Work to be completed:
Your task is to output all the records below, word for word.

(Extracted records)
****

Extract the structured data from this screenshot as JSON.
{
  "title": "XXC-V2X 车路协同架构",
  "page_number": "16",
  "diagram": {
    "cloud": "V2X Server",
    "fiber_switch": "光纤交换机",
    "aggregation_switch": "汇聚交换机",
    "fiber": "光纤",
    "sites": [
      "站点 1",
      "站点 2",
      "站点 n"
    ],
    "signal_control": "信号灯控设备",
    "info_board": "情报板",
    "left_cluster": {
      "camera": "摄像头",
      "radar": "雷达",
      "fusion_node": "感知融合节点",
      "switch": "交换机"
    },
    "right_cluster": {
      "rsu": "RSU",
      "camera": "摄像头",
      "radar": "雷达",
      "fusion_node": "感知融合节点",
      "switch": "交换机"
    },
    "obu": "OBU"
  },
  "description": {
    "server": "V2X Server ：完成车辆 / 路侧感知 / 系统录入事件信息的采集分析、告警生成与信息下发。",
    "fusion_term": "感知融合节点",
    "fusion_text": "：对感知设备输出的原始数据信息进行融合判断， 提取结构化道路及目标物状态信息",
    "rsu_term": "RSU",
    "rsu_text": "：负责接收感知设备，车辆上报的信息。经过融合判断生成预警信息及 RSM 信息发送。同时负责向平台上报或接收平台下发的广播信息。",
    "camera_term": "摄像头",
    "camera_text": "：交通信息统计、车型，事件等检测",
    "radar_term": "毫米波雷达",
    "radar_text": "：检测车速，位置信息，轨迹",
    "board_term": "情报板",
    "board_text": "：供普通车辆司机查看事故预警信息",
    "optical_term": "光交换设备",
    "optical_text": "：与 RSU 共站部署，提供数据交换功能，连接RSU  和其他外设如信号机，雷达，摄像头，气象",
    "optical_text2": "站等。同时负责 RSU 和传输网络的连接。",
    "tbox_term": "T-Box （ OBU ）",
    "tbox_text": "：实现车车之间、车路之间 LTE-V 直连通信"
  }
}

****

Solution:
Extract the structured data from this screenshot as JSON.
{
  "title": "XXC-V2X 车路协同架构",
  "page_number": "16",
  "diagram": {
    "cloud": "V2X Server",
    "fiber_switch": "光纤交换机",
    "aggregation_switch": "汇聚交换机",
    "fiber": "光纤",
    "sites": [
      "站点 1",
      "站点 2",
      "站点 n"
    ],
    "signal_control": "信号灯控设备",
    "info_board": "情报板",
    "left_cluster": {
      "camera": "摄像头",
      "radar": "雷达",
      "fusion_node": "感知融合节点",
      "switch": "交换机"
    },
    "right_cluster": {
      "rsu": "RSU",
      "camera": "摄像头",
      "radar": "雷达",
      "fusion_node": "感知融合节点",
      "switch": "交换机"
    },
    "obu": "OBU"
  },
  "description": {
    "server": "V2X Server ：完成车辆 / 路侧感知 / 系统录入事件信息的采集分析、告警生成与信息下发。",
    "fusion_term": "感知融合节点",
    "fusion_text": "：对感知设备输出的原始数据信息进行融合判断， 提取结构化道路及目标物状态信息",
    "rsu_term": "RSU",
    "rsu_text": "：负责接收感知设备，车辆上报的信息。经过融合判断生成预警信息及 RSM 信息发送。同时负责向平台上报或接收平台下发的广播信息。",
    "camera_term": "摄像头",
    "camera_text": "：交通信息统计、车型，事件等检测",
    "radar_term": "毫米波雷达",
    "radar_text": "：检测车速，位置信息，轨迹",
    "board_term": "情报板",
    "board_text": "：供普通车辆司机查看事故预警信息",
    "optical_term": "光交换设备",
    "optical_text": "：与 RSU 共站部署，提供数据交换功能，连接RSU  和其他外设如信号机，雷达，摄像头，气象",
    "optical_text2": "站等。同时负责 RSU 和传输网络的连接。",
    "tbox_term": "T-Box （ OBU ）",
    "tbox_text": "：实现车车之间、车路之间 LTE-V 直连通信"
  }
}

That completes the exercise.